PROBLEM TO WORK ON >> Answer with a single number, the count of lines holding the word "fixe".

========================

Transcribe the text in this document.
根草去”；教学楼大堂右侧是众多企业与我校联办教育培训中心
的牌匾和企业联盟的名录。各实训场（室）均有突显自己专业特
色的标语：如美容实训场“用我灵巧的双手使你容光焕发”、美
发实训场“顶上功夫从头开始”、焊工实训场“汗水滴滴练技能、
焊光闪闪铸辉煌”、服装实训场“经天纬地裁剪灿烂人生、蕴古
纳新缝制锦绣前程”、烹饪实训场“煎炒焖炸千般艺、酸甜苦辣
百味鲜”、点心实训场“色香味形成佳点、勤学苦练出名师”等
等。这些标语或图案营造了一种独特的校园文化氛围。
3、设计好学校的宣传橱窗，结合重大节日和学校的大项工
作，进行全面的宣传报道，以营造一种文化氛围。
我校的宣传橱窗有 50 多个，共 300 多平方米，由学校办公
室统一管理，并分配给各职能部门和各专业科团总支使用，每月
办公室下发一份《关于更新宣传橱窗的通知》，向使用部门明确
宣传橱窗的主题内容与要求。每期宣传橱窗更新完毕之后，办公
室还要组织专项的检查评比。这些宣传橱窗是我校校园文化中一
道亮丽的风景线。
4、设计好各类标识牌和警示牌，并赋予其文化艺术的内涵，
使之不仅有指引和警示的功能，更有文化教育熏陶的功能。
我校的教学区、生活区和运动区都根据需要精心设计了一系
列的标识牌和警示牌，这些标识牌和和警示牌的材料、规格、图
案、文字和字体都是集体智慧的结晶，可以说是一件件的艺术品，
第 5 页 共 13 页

========================

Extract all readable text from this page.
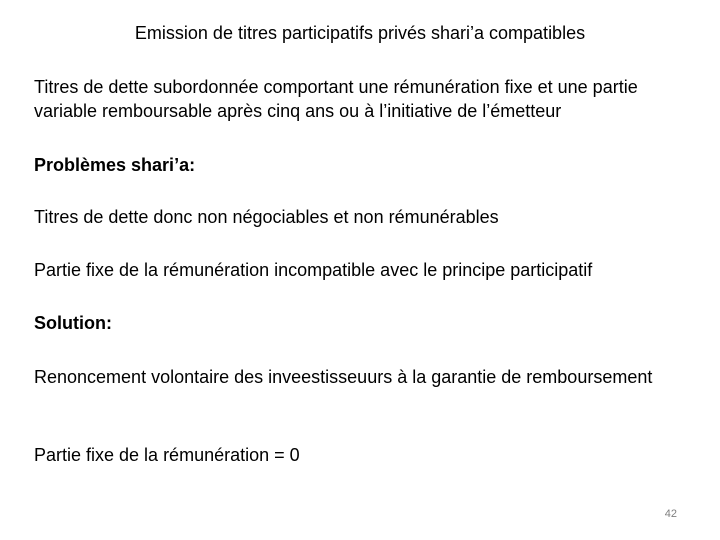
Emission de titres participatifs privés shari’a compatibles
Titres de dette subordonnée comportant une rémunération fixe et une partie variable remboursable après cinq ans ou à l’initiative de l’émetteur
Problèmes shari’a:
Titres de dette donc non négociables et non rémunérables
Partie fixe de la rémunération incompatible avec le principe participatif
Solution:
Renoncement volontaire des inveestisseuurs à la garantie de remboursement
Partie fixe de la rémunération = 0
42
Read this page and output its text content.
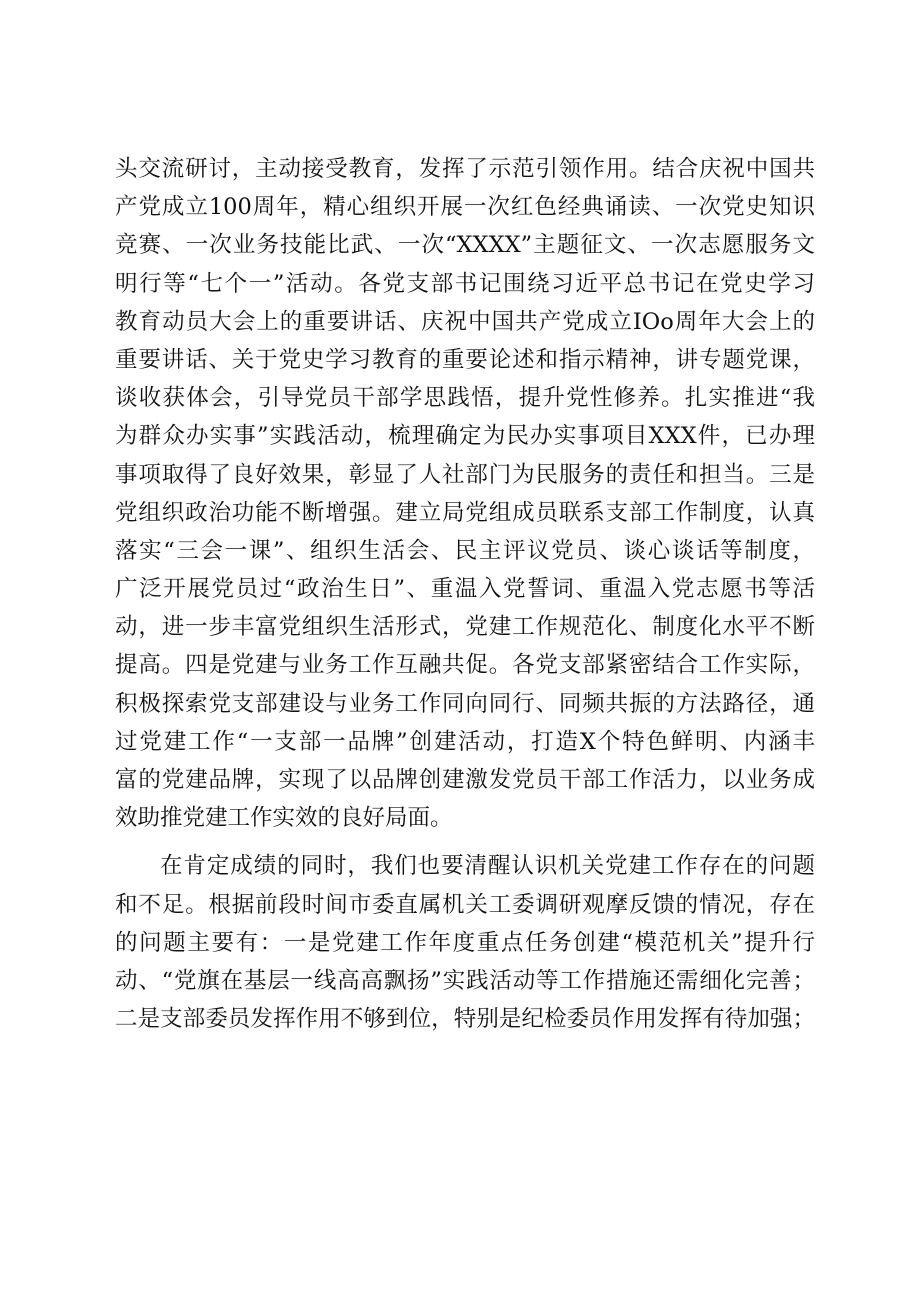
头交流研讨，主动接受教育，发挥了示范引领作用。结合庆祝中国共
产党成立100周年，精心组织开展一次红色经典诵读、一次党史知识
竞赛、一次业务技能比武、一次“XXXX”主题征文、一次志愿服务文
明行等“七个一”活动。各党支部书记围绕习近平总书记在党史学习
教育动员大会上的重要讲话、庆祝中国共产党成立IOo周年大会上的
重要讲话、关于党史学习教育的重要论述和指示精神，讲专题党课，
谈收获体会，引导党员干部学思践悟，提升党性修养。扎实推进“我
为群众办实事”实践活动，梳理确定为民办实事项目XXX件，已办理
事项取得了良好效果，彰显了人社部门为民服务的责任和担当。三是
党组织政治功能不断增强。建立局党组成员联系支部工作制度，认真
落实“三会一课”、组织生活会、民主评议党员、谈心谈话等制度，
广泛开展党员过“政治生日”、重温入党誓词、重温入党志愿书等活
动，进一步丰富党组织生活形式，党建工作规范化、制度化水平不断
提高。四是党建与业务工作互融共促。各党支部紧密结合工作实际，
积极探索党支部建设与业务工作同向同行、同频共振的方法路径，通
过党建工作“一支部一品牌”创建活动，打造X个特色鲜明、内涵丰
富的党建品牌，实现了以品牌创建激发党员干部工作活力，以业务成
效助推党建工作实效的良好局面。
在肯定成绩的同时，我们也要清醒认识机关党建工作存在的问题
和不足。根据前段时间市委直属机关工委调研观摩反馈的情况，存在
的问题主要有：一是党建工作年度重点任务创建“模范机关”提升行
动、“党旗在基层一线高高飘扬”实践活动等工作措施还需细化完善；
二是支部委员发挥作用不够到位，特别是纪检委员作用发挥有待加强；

========================

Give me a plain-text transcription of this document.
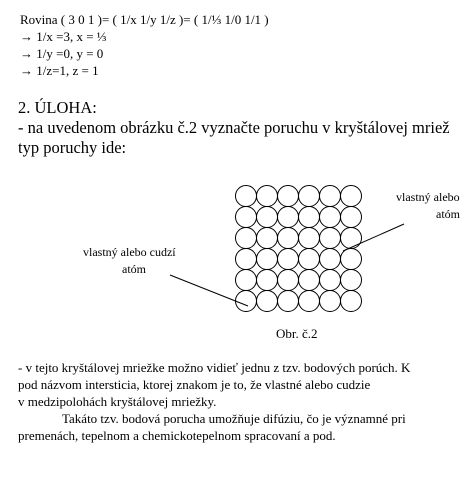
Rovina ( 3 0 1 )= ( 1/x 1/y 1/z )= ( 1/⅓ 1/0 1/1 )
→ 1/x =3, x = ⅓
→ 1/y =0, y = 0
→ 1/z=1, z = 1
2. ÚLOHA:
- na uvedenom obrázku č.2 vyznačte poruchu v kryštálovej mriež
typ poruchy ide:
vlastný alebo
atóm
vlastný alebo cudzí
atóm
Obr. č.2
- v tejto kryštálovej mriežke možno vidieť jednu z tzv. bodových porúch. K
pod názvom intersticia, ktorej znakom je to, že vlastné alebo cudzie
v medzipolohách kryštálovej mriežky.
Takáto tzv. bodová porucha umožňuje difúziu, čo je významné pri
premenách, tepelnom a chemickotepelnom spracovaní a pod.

========================

WRITTEN SOLUTION >> 3